Work instructions:
From the entries below, count the lines with "trabajo". Write only the count.
§
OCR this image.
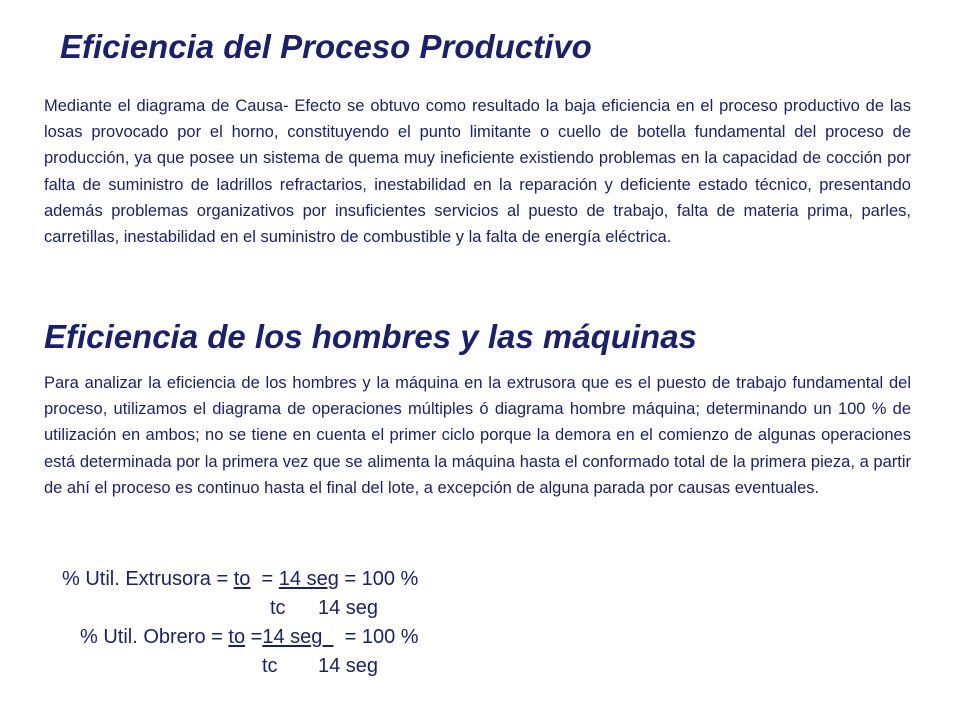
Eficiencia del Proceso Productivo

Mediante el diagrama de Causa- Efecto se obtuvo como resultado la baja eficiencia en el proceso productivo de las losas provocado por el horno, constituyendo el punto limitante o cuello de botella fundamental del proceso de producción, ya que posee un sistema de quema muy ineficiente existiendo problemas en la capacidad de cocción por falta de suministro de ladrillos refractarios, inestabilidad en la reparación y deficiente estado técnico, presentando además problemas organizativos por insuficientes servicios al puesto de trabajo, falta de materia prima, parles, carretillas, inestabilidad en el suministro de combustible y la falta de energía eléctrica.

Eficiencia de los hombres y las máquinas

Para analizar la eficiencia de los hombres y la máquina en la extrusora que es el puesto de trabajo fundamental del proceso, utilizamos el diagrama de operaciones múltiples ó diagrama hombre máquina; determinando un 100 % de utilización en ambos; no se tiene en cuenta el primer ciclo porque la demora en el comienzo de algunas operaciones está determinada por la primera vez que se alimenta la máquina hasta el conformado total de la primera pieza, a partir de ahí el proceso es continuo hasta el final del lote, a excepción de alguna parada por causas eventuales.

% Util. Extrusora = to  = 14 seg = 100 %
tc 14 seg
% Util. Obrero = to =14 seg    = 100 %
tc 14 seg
§
Correct answer:
2